Copy all lines of the listing that include the string "forces".

:: Supplied material ::

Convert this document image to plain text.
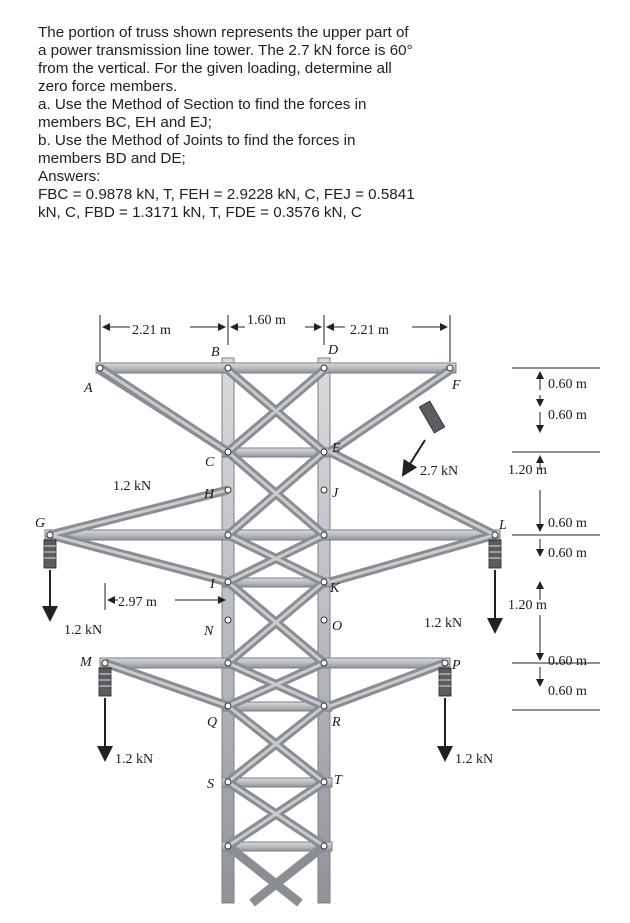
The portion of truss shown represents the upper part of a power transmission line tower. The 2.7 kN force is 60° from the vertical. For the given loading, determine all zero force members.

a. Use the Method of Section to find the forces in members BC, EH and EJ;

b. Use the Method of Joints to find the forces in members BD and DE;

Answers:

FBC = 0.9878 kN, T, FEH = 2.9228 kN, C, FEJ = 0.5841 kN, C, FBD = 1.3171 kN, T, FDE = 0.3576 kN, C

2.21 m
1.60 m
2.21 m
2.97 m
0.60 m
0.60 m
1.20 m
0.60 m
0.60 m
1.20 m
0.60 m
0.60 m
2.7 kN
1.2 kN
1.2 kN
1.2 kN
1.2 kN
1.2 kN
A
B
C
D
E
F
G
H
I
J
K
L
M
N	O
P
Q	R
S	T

:::
:: Supplied material ::

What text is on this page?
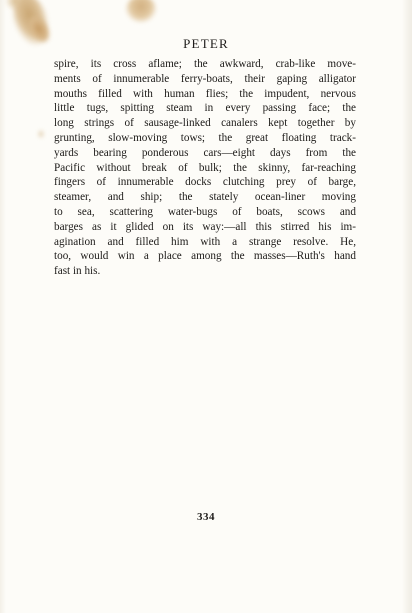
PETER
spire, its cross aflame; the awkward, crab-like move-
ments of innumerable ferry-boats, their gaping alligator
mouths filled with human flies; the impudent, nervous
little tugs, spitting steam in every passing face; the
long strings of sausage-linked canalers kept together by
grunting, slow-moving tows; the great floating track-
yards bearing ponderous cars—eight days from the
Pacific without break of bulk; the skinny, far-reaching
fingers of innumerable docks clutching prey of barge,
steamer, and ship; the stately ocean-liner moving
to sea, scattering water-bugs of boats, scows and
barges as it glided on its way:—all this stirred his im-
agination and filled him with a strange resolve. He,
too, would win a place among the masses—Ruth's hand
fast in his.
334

:::
:: Supplied material ::

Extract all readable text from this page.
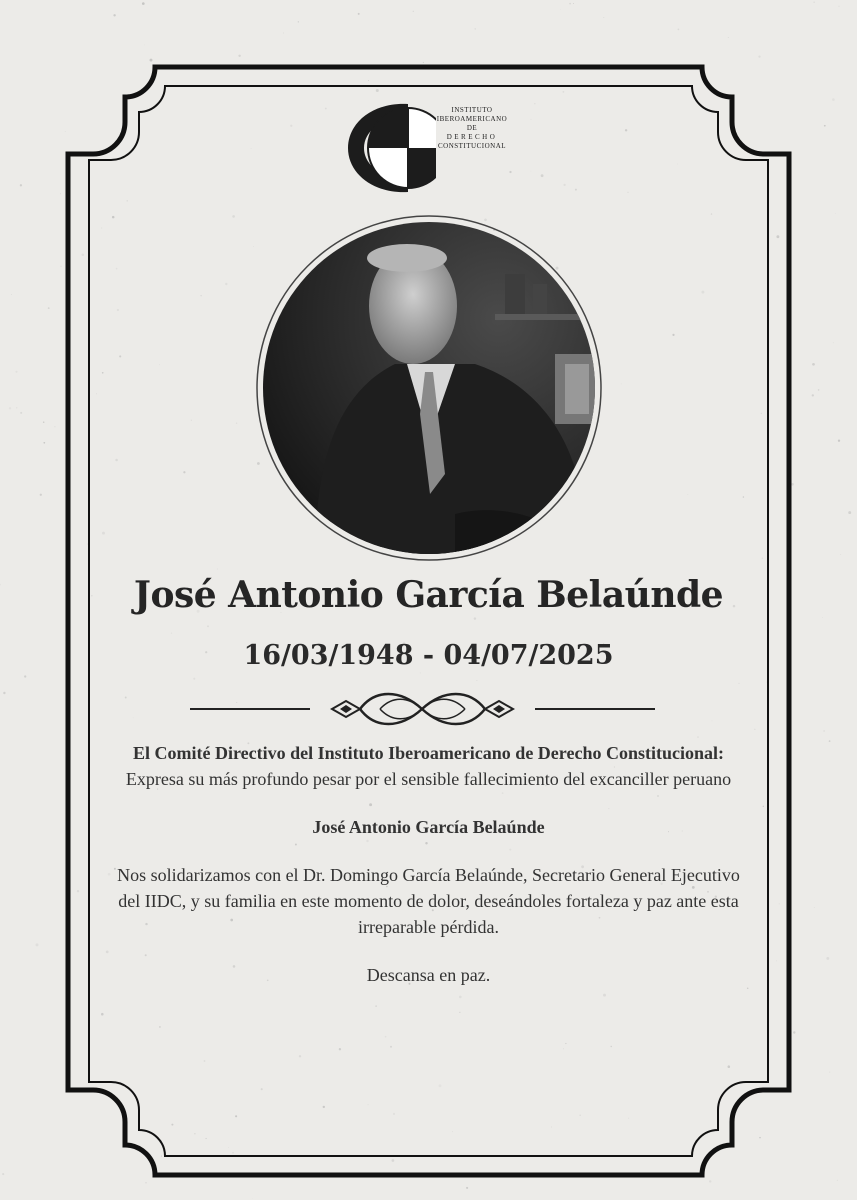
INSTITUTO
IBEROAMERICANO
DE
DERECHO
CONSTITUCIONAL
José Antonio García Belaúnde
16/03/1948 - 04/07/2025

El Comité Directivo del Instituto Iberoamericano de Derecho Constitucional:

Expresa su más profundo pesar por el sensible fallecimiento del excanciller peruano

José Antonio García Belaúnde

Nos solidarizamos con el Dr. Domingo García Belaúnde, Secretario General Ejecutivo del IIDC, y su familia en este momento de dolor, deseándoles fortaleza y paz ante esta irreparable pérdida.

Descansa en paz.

:::

Written solution
a. Use the Method of Section to find the forces in members BC, EH and EJ;
b. Use the Method of Joints to find the forces in members BD and DE;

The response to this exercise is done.